Data entries:
=======

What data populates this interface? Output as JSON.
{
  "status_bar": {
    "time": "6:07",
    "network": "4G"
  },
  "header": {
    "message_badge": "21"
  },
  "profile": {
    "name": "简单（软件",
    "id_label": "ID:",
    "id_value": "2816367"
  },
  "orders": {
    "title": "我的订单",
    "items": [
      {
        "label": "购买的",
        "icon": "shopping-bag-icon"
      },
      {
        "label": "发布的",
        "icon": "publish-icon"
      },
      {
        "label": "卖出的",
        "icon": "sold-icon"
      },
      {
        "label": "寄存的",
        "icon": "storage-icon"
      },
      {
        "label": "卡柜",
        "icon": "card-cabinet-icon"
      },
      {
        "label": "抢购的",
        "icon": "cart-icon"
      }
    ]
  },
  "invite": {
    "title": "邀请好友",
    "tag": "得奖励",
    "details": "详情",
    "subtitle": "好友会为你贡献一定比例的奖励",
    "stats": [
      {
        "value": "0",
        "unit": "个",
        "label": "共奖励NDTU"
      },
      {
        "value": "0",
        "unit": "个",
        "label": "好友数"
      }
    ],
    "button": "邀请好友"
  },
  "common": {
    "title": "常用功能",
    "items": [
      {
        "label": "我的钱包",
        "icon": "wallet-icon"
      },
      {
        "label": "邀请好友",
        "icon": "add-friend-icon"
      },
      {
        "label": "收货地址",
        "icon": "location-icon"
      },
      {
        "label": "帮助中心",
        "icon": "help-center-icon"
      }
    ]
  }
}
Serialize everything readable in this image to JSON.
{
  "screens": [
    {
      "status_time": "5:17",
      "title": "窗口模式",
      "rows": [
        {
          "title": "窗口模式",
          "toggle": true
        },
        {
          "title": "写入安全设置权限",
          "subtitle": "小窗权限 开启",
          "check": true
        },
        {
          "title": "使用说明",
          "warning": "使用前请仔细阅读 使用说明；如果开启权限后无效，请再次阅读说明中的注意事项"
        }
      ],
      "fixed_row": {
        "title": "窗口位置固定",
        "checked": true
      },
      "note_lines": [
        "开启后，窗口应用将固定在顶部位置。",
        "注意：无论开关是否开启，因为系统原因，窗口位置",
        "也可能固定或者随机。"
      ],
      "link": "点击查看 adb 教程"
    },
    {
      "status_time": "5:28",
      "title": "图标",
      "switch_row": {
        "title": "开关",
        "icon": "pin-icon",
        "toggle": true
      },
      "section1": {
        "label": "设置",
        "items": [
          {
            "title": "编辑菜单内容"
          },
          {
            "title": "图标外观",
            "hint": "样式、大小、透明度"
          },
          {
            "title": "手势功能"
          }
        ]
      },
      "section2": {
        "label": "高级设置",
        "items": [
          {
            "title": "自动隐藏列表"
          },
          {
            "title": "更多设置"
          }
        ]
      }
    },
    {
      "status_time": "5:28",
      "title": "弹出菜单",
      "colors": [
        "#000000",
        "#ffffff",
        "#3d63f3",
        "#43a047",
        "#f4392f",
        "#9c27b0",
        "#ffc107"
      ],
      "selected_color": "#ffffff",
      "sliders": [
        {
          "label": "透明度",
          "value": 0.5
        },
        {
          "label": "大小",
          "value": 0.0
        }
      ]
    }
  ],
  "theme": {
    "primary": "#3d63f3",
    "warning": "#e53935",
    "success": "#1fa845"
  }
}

=======

(Directions for this task)
Give the entries once more, exactly as they appear.

(The solution)
What data populates this interface? Output as JSON.
{
  "status_bar": {
    "time": "6:07",
    "network": "4G"
  },
  "header": {
    "message_badge": "21"
  },
  "profile": {
    "name": "简单（软件",
    "id_label": "ID:",
    "id_value": "2816367"
  },
  "orders": {
    "title": "我的订单",
    "items": [
      {
        "label": "购买的",
        "icon": "shopping-bag-icon"
      },
      {
        "label": "发布的",
        "icon": "publish-icon"
      },
      {
        "label": "卖出的",
        "icon": "sold-icon"
      },
      {
        "label": "寄存的",
        "icon": "storage-icon"
      },
      {
        "label": "卡柜",
        "icon": "card-cabinet-icon"
      },
      {
        "label": "抢购的",
        "icon": "cart-icon"
      }
    ]
  },
  "invite": {
    "title": "邀请好友",
    "tag": "得奖励",
    "details": "详情",
    "subtitle": "好友会为你贡献一定比例的奖励",
    "stats": [
      {
        "value": "0",
        "unit": "个",
        "label": "共奖励NDTU"
      },
      {
        "value": "0",
        "unit": "个",
        "label": "好友数"
      }
    ],
    "button": "邀请好友"
  },
  "common": {
    "title": "常用功能",
    "items": [
      {
        "label": "我的钱包",
        "icon": "wallet-icon"
      },
      {
        "label": "邀请好友",
        "icon": "add-friend-icon"
      },
      {
        "label": "收货地址",
        "icon": "location-icon"
      },
      {
        "label": "帮助中心",
        "icon": "help-center-icon"
      }
    ]
  }
}
Serialize everything readable in this image to JSON.
{
  "screens": [
    {
      "status_time": "5:17",
      "title": "窗口模式",
      "rows": [
        {
          "title": "窗口模式",
          "toggle": true
        },
        {
          "title": "写入安全设置权限",
          "subtitle": "小窗权限 开启",
          "check": true
        },
        {
          "title": "使用说明",
          "warning": "使用前请仔细阅读 使用说明；如果开启权限后无效，请再次阅读说明中的注意事项"
        }
      ],
      "fixed_row": {
        "title": "窗口位置固定",
        "checked": true
      },
      "note_lines": [
        "开启后，窗口应用将固定在顶部位置。",
        "注意：无论开关是否开启，因为系统原因，窗口位置",
        "也可能固定或者随机。"
      ],
      "link": "点击查看 adb 教程"
    },
    {
      "status_time": "5:28",
      "title": "图标",
      "switch_row": {
        "title": "开关",
        "icon": "pin-icon",
        "toggle": true
      },
      "section1": {
        "label": "设置",
        "items": [
          {
            "title": "编辑菜单内容"
          },
          {
            "title": "图标外观",
            "hint": "样式、大小、透明度"
          },
          {
            "title": "手势功能"
          }
        ]
      },
      "section2": {
        "label": "高级设置",
        "items": [
          {
            "title": "自动隐藏列表"
          },
          {
            "title": "更多设置"
          }
        ]
      }
    },
    {
      "status_time": "5:28",
      "title": "弹出菜单",
      "colors": [
        "#000000",
        "#ffffff",
        "#3d63f3",
        "#43a047",
        "#f4392f",
        "#9c27b0",
        "#ffc107"
      ],
      "selected_color": "#ffffff",
      "sliders": [
        {
          "label": "透明度",
          "value": 0.5
        },
        {
          "label": "大小",
          "value": 0.0
        }
      ]
    }
  ],
  "theme": {
    "primary": "#3d63f3",
    "warning": "#e53935",
    "success": "#1fa845"
  }
}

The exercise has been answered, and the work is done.